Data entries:
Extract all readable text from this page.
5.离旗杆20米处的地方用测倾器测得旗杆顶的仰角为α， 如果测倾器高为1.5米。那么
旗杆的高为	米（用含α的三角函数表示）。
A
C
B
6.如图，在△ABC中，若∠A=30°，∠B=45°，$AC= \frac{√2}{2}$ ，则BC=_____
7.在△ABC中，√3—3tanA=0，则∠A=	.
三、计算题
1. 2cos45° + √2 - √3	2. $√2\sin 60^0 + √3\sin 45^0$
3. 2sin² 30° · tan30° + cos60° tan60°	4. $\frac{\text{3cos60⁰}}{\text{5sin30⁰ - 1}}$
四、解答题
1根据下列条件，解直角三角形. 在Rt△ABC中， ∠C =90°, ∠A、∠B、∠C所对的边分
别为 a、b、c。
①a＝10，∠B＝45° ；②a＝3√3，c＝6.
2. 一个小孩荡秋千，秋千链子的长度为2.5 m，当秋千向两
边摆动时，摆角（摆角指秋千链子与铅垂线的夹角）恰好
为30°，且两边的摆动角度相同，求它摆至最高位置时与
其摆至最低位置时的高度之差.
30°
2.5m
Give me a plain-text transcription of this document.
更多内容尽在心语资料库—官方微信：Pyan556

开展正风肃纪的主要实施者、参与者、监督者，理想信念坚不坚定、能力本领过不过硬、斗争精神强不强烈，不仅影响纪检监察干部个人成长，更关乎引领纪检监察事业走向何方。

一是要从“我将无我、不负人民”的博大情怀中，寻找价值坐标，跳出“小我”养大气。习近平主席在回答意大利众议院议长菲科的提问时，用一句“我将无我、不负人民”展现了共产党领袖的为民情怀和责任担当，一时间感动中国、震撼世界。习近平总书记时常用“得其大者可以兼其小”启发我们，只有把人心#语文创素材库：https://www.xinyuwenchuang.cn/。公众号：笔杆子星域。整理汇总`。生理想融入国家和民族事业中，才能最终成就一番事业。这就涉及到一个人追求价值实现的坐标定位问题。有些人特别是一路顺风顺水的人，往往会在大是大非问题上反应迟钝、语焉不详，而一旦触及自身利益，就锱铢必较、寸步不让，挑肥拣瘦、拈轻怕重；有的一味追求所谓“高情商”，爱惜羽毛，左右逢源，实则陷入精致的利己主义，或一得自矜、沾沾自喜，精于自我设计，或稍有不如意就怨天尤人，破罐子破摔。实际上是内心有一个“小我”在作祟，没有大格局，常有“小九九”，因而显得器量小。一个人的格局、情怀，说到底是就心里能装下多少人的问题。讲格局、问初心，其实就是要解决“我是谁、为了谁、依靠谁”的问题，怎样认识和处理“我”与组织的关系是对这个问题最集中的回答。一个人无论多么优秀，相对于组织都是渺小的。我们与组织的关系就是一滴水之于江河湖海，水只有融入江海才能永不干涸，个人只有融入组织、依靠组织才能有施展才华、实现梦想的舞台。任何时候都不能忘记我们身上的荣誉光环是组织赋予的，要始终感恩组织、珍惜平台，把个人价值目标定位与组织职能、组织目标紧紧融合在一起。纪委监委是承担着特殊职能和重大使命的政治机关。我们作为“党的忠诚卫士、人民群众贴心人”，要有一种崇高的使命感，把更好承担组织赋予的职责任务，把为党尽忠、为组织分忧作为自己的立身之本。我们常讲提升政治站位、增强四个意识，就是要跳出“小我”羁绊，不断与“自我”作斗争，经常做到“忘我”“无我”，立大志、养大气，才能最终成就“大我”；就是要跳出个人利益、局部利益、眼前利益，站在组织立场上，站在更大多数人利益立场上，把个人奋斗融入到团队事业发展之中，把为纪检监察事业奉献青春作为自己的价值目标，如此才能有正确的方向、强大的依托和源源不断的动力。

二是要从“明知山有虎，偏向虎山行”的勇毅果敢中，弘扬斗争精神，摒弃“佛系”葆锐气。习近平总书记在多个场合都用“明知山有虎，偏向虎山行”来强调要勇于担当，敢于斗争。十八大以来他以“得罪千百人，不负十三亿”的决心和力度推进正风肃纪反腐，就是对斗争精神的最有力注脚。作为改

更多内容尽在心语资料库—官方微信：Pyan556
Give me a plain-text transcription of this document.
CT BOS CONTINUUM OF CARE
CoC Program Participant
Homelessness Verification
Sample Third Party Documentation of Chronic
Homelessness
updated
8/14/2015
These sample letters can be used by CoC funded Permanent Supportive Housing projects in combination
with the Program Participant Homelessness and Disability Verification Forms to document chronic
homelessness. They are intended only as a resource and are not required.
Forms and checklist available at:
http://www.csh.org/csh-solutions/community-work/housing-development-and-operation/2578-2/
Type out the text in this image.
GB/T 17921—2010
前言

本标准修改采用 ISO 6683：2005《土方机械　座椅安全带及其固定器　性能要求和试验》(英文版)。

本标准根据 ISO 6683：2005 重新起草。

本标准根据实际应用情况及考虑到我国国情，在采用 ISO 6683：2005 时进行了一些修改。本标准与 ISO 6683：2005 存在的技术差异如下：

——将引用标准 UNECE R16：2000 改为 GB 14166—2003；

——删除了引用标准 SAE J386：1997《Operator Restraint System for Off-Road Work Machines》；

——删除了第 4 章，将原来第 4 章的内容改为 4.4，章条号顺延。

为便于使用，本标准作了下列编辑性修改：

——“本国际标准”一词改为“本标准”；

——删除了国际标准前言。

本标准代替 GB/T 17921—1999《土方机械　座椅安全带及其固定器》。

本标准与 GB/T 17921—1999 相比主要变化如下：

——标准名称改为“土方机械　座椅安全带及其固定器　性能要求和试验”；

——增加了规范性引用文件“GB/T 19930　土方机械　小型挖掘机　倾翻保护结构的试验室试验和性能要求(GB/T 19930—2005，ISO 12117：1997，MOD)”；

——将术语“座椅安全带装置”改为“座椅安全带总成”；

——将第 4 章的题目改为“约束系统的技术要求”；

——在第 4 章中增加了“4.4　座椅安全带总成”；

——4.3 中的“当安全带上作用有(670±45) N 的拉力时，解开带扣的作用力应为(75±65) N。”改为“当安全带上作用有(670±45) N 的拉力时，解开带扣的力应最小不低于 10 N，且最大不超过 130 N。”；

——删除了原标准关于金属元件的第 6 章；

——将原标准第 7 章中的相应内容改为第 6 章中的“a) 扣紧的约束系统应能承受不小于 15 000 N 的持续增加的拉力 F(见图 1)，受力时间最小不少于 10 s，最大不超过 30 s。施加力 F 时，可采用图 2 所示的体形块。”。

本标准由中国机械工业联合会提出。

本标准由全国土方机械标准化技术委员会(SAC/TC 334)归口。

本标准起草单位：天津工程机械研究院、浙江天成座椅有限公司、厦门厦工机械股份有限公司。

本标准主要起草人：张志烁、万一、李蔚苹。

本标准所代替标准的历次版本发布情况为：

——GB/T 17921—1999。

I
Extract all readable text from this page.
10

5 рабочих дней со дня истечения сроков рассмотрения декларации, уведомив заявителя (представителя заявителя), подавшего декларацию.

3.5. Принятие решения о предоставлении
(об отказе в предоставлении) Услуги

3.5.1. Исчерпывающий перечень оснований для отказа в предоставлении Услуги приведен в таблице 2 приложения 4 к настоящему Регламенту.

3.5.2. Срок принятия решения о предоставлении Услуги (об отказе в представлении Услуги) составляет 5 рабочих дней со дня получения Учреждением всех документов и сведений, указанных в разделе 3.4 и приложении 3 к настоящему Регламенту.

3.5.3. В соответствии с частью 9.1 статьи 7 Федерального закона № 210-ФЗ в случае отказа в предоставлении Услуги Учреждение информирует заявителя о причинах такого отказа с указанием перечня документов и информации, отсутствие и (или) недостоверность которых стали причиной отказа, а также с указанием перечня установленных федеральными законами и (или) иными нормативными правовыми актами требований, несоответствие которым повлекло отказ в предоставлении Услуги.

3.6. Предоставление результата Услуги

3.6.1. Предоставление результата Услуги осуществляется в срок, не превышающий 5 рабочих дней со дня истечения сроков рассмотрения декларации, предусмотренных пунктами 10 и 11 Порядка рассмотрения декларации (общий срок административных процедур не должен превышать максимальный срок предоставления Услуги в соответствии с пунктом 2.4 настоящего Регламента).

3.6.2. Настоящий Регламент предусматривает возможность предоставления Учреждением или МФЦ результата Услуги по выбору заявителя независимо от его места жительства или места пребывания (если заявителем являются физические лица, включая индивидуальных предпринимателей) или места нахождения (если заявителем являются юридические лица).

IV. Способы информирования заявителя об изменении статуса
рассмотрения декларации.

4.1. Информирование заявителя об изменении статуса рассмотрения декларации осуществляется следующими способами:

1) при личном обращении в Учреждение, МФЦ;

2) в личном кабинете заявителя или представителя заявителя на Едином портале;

Set problem: Extract from the material all lines containing the string "сроков".

Worked solution:
5 рабочих дней со дня истечения сроков рассмотрения декларации, уведомив заявителя (представителя заявителя), подавшего декларацию.
3.6.1. Предоставление результата Услуги осуществляется в срок, не превышающий 5 рабочих дней со дня истечения сроков рассмотрения декларации, предусмотренных пунктами 10 и 11 Порядка рассмотрения декларации (общий срок административных процедур не должен превышать максимальный срок предоставления Услуги в соответствии с пунктом 2.4 настоящего Регламента).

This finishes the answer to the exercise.